» Data listing:

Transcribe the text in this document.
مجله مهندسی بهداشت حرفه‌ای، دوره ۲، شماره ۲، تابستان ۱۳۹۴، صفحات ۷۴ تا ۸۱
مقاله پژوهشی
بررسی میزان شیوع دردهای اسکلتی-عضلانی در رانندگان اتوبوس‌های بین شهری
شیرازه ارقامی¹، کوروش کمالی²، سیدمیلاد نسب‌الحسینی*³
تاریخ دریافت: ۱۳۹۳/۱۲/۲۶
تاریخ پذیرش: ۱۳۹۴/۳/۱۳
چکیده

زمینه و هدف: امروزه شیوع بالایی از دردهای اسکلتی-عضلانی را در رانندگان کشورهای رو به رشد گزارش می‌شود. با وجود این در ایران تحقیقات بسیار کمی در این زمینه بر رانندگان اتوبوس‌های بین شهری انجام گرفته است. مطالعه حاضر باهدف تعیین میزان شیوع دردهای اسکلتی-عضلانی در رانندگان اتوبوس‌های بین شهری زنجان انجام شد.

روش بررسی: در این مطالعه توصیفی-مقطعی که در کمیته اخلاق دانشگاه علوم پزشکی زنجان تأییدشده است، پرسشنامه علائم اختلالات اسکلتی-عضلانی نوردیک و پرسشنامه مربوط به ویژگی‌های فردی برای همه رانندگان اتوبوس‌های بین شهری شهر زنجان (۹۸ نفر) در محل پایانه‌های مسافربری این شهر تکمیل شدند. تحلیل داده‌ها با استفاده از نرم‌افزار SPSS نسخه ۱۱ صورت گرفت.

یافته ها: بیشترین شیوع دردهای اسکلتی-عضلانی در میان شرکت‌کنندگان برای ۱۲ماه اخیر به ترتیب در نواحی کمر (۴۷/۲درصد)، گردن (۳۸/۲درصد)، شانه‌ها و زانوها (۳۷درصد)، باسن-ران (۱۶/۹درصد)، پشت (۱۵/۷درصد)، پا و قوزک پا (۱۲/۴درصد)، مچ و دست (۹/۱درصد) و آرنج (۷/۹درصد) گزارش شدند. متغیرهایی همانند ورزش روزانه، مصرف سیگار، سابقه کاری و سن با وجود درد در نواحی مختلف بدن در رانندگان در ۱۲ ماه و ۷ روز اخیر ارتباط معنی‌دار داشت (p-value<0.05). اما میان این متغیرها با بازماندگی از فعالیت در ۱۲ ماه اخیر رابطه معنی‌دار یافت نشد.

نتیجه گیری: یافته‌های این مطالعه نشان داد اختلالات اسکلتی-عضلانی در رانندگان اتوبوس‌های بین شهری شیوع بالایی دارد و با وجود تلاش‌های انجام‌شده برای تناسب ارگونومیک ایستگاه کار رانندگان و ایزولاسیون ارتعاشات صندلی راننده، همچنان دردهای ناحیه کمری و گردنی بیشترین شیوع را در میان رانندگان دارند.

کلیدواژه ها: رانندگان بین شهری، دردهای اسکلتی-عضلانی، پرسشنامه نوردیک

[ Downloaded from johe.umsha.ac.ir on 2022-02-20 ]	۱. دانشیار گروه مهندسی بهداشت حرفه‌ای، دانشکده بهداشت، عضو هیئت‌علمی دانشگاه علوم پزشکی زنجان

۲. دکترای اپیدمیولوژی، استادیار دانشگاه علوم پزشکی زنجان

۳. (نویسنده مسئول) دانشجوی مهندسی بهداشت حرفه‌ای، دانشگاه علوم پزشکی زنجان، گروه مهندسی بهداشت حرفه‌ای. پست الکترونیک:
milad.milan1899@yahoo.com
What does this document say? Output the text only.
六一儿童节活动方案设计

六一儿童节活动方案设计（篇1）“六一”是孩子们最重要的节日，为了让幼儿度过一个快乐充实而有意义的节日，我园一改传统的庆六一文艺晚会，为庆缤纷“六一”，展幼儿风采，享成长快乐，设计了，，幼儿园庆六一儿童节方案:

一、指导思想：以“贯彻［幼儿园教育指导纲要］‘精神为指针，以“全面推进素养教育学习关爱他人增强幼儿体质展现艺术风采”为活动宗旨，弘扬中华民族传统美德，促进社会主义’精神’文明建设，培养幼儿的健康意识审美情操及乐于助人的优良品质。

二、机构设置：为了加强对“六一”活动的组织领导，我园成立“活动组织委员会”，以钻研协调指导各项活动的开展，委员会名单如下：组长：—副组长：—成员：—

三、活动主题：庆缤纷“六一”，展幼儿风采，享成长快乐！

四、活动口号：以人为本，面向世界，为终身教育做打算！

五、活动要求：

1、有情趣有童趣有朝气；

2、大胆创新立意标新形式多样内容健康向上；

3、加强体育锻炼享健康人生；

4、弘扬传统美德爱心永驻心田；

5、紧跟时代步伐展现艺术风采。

» Your task:
Take the line that contains "What does this" and every line after it through the end of the listing above, and repeat them exactly.

» Result:
What does this document say? Output the text only.
六一儿童节活动方案设计

六一儿童节活动方案设计（篇1）“六一”是孩子们最重要的节日，为了让幼儿度过一个快乐充实而有意义的节日，我园一改传统的庆六一文艺晚会，为庆缤纷“六一”，展幼儿风采，享成长快乐，设计了，，幼儿园庆六一儿童节方案:

一、指导思想：以“贯彻［幼儿园教育指导纲要］‘精神为指针，以“全面推进素养教育学习关爱他人增强幼儿体质展现艺术风采”为活动宗旨，弘扬中华民族传统美德，促进社会主义’精神’文明建设，培养幼儿的健康意识审美情操及乐于助人的优良品质。

二、机构设置：为了加强对“六一”活动的组织领导，我园成立“活动组织委员会”，以钻研协调指导各项活动的开展，委员会名单如下：组长：—副组长：—成员：—

三、活动主题：庆缤纷“六一”，展幼儿风采，享成长快乐！

四、活动口号：以人为本，面向世界，为终身教育做打算！

五、活动要求：

1、有情趣有童趣有朝气；

2、大胆创新立意标新形式多样内容健康向上；

3、加强体育锻炼享健康人生；

4、弘扬传统美德爱心永驻心田；

5、紧跟时代步伐展现艺术风采。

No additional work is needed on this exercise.